*What the exercise asks*.
Isolate every line in the records below with "month" in it.

>> START Material for this task

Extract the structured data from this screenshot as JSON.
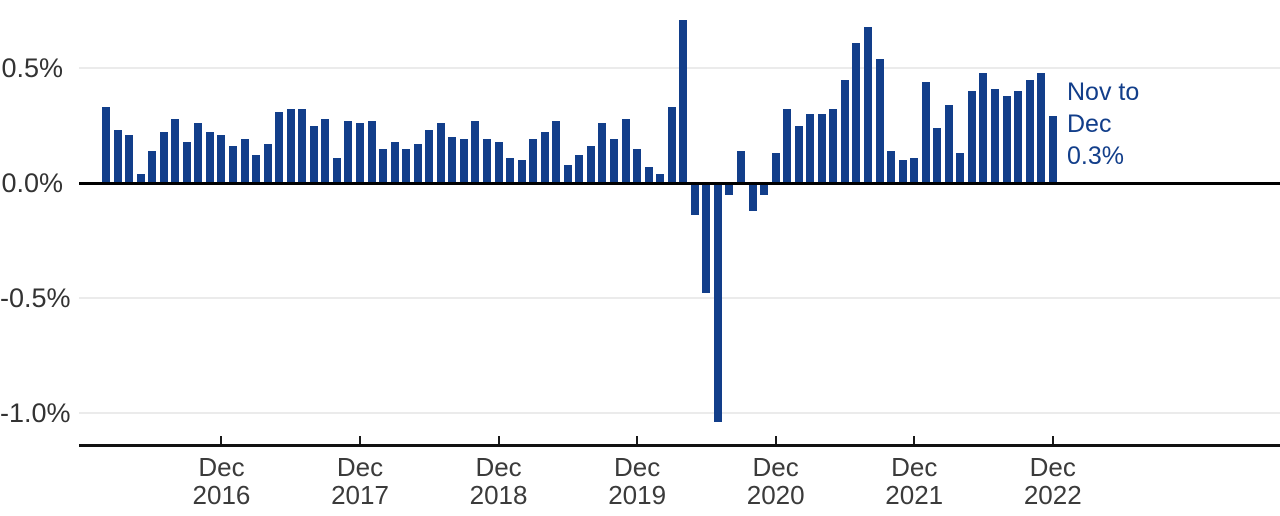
{
  "chart_data": {
    "type": "bar",
    "title": "",
    "xlabel": "",
    "ylabel": "",
    "unit": "percent month-over-month change",
    "grid": "horizontal",
    "legend_position": "none",
    "ylim": [
      -1.15,
      0.75
    ],
    "bar_color": "#123e8a",
    "gridline_color": "#ebebeb",
    "zero_line_color": "#000000",
    "axis_text_color": "#333333",
    "categories": [
      "Feb 2016",
      "Mar 2016",
      "Apr 2016",
      "May 2016",
      "Jun 2016",
      "Jul 2016",
      "Aug 2016",
      "Sep 2016",
      "Oct 2016",
      "Nov 2016",
      "Dec 2016",
      "Jan 2017",
      "Feb 2017",
      "Mar 2017",
      "Apr 2017",
      "May 2017",
      "Jun 2017",
      "Jul 2017",
      "Aug 2017",
      "Sep 2017",
      "Oct 2017",
      "Nov 2017",
      "Dec 2017",
      "Jan 2018",
      "Feb 2018",
      "Mar 2018",
      "Apr 2018",
      "May 2018",
      "Jun 2018",
      "Jul 2018",
      "Aug 2018",
      "Sep 2018",
      "Oct 2018",
      "Nov 2018",
      "Dec 2018",
      "Jan 2019",
      "Feb 2019",
      "Mar 2019",
      "Apr 2019",
      "May 2019",
      "Jun 2019",
      "Jul 2019",
      "Aug 2019",
      "Sep 2019",
      "Oct 2019",
      "Nov 2019",
      "Dec 2019",
      "Jan 2020",
      "Feb 2020",
      "Mar 2020",
      "Apr 2020",
      "May 2020",
      "Jun 2020",
      "Jul 2020",
      "Aug 2020",
      "Sep 2020",
      "Oct 2020",
      "Nov 2020",
      "Dec 2020",
      "Jan 2021",
      "Feb 2021",
      "Mar 2021",
      "Apr 2021",
      "May 2021",
      "Jun 2021",
      "Jul 2021",
      "Aug 2021",
      "Sep 2021",
      "Oct 2021",
      "Nov 2021",
      "Dec 2021",
      "Jan 2022",
      "Feb 2022",
      "Mar 2022",
      "Apr 2022",
      "May 2022",
      "Jun 2022",
      "Jul 2022",
      "Aug 2022",
      "Sep 2022",
      "Oct 2022",
      "Nov 2022",
      "Dec 2022"
    ],
    "values": [
      0.33,
      0.23,
      0.21,
      0.04,
      0.14,
      0.22,
      0.28,
      0.18,
      0.26,
      0.22,
      0.21,
      0.16,
      0.19,
      0.12,
      0.17,
      0.31,
      0.32,
      0.32,
      0.25,
      0.28,
      0.11,
      0.27,
      0.26,
      0.27,
      0.15,
      0.18,
      0.15,
      0.17,
      0.23,
      0.26,
      0.2,
      0.19,
      0.27,
      0.19,
      0.18,
      0.11,
      0.1,
      0.19,
      0.22,
      0.27,
      0.08,
      0.12,
      0.16,
      0.26,
      0.19,
      0.28,
      0.15,
      0.07,
      0.04,
      0.33,
      0.71,
      -0.14,
      -0.48,
      -1.04,
      -0.05,
      0.14,
      -0.12,
      -0.05,
      0.13,
      0.32,
      0.25,
      0.3,
      0.3,
      0.32,
      0.45,
      0.61,
      0.68,
      0.54,
      0.14,
      0.1,
      0.11,
      0.44,
      0.24,
      0.34,
      0.13,
      0.4,
      0.48,
      0.41,
      0.38,
      0.4,
      0.45,
      0.48,
      0.29
    ],
    "y_ticks": [
      {
        "label": "0.5%",
        "value": 0.5
      },
      {
        "label": "0.0%",
        "value": 0.0
      },
      {
        "label": "-0.5%",
        "value": -0.5
      },
      {
        "label": "-1.0%",
        "value": -1.0
      }
    ],
    "x_ticks": [
      {
        "month": "Dec 2016",
        "line1": "Dec",
        "line2": "2016"
      },
      {
        "month": "Dec 2017",
        "line1": "Dec",
        "line2": "2017"
      },
      {
        "month": "Dec 2018",
        "line1": "Dec",
        "line2": "2018"
      },
      {
        "month": "Dec 2019",
        "line1": "Dec",
        "line2": "2019"
      },
      {
        "month": "Dec 2020",
        "line1": "Dec",
        "line2": "2020"
      },
      {
        "month": "Dec 2021",
        "line1": "Dec",
        "line2": "2021"
      },
      {
        "month": "Dec 2022",
        "line1": "Dec",
        "line2": "2022"
      }
    ],
    "annotation": {
      "lines": [
        "Nov to",
        "Dec",
        "0.3%"
      ],
      "color": "#123e8a",
      "refers_to": "Dec 2022"
    }
  }
}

>> END Material for this task

*Solution below*.
    "unit": "percent month-over-month change",
        "month": "Dec 2016",
        "month": "Dec 2017",
        "month": "Dec 2018",
        "month": "Dec 2019",
        "month": "Dec 2020",
        "month": "Dec 2021",
        "month": "Dec 2022",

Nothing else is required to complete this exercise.